Aim: Without the pictures, print each of the records below exactly as it appears.

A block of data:
>> Begin
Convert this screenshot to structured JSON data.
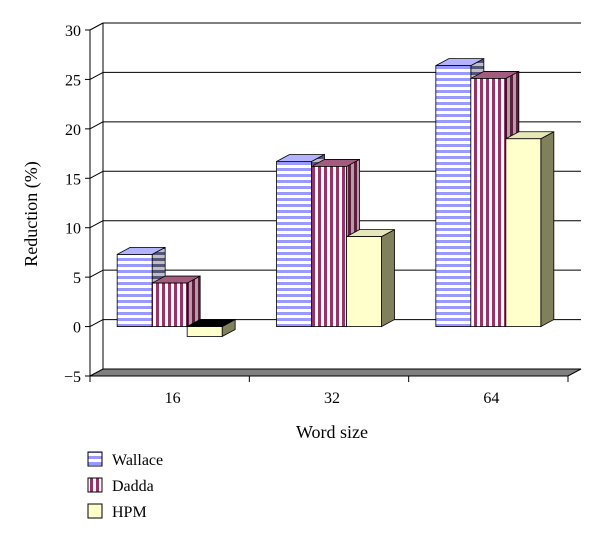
{
  "chart_data": {
    "type": "bar",
    "xlabel": "Word size",
    "ylabel": "Reduction (%)",
    "categories": [
      "16",
      "32",
      "64"
    ],
    "series": [
      {
        "name": "Wallace",
        "values": [
          7.3,
          16.7,
          26.4
        ]
      },
      {
        "name": "Dadda",
        "values": [
          4.4,
          16.2,
          25.1
        ]
      },
      {
        "name": "HPM",
        "values": [
          -1.0,
          9.1,
          19.0
        ]
      }
    ],
    "ylim": [
      -5,
      30
    ],
    "yticks": [
      "−5",
      "0",
      "5",
      "10",
      "15",
      "20",
      "25",
      "30"
    ],
    "grid": true,
    "legend_position": "bottom-left",
    "colors": {
      "Wallace": {
        "stripe_a": "#9999ff",
        "stripe_b": "#ffffff"
      },
      "Dadda": {
        "stripe_a": "#993366",
        "stripe_b": "#ffffff"
      },
      "HPM": {
        "fill": "#ffffcc"
      }
    }
  }
}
>> End
Solution to this task:
Convert this screenshot to structured JSON data.
{
  "chart_data": {
    "type": "bar",
    "xlabel": "Word size",
    "ylabel": "Reduction (%)",
    "categories": [
      "16",
      "32",
      "64"
    ],
    "series": [
      {
        "name": "Wallace",
        "values": [
          7.3,
          16.7,
          26.4
        ]
      },
      {
        "name": "Dadda",
        "values": [
          4.4,
          16.2,
          25.1
        ]
      },
      {
        "name": "HPM",
        "values": [
          -1.0,
          9.1,
          19.0
        ]
      }
    ],
    "ylim": [
      -5,
      30
    ],
    "yticks": [
      "−5",
      "0",
      "5",
      "10",
      "15",
      "20",
      "25",
      "30"
    ],
    "grid": true,
    "legend_position": "bottom-left",
    "colors": {
      "Wallace": {
        "stripe_a": "#9999ff",
        "stripe_b": "#ffffff"
      },
      "Dadda": {
        "stripe_a": "#993366",
        "stripe_b": "#ffffff"
      },
      "HPM": {
        "fill": "#ffffcc"
      }
    }
  }
}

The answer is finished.